* [Record set]
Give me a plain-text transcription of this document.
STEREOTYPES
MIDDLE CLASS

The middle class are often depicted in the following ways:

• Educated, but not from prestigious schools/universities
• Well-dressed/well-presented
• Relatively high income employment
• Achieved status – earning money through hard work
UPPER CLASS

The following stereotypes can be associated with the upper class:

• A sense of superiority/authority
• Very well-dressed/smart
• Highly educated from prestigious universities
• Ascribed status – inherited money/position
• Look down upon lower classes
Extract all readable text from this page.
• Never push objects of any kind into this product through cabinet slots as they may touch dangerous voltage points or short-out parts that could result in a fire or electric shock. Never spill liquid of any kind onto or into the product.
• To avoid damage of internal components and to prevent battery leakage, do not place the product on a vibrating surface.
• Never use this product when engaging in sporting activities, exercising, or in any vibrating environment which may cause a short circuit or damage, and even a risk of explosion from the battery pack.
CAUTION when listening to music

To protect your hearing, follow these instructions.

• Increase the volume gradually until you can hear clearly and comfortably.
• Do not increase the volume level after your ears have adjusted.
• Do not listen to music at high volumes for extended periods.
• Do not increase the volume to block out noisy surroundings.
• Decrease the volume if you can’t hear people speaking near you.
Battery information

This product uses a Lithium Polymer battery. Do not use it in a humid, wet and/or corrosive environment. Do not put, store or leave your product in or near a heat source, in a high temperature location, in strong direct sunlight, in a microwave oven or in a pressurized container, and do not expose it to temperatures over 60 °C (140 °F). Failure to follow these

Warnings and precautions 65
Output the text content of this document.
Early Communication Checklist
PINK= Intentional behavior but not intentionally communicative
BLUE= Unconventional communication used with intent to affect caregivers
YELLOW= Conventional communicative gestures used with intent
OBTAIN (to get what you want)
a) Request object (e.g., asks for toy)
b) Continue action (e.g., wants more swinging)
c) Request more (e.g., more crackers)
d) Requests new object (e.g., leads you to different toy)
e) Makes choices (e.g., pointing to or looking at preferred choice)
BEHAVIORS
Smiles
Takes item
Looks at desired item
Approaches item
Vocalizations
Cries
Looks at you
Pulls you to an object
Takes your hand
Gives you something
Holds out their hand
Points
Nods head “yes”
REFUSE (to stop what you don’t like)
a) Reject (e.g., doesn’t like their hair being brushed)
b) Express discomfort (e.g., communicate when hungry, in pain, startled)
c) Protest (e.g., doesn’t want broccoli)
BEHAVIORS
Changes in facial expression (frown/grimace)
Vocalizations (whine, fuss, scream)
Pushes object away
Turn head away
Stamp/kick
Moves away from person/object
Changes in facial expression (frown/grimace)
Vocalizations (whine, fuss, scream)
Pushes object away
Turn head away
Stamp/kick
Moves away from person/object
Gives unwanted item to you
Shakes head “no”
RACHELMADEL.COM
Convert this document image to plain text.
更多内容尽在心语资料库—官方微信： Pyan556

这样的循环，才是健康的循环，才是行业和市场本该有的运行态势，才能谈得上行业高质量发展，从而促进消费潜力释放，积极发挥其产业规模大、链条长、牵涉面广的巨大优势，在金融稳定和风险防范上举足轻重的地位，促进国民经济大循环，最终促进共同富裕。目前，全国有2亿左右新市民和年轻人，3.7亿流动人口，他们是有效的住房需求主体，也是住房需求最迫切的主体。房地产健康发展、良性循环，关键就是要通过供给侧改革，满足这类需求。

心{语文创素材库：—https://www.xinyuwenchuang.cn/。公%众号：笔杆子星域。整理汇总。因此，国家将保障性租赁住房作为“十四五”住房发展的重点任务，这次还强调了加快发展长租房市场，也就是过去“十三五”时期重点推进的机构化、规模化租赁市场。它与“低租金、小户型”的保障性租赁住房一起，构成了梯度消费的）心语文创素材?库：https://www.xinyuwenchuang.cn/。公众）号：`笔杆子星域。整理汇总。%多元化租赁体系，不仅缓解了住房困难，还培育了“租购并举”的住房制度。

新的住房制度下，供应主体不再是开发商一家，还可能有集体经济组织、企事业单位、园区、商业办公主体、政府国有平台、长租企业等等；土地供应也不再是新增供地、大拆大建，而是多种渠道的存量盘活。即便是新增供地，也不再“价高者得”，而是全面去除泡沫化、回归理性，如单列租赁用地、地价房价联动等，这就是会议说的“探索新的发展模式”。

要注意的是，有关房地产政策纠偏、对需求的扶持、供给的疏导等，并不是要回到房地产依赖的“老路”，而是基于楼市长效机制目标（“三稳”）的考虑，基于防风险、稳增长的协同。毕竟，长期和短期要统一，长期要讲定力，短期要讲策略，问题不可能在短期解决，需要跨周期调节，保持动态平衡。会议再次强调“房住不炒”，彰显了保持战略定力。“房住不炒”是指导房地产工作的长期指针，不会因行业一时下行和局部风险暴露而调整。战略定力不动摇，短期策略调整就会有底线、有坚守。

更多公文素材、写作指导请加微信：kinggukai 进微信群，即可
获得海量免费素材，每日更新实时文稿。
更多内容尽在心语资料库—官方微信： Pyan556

* [What to do]
Gather each line in the entries above where the string "following" is found.

* [Output below]
The middle class are often depicted in the following ways:
The following stereotypes can be associated with the upper class:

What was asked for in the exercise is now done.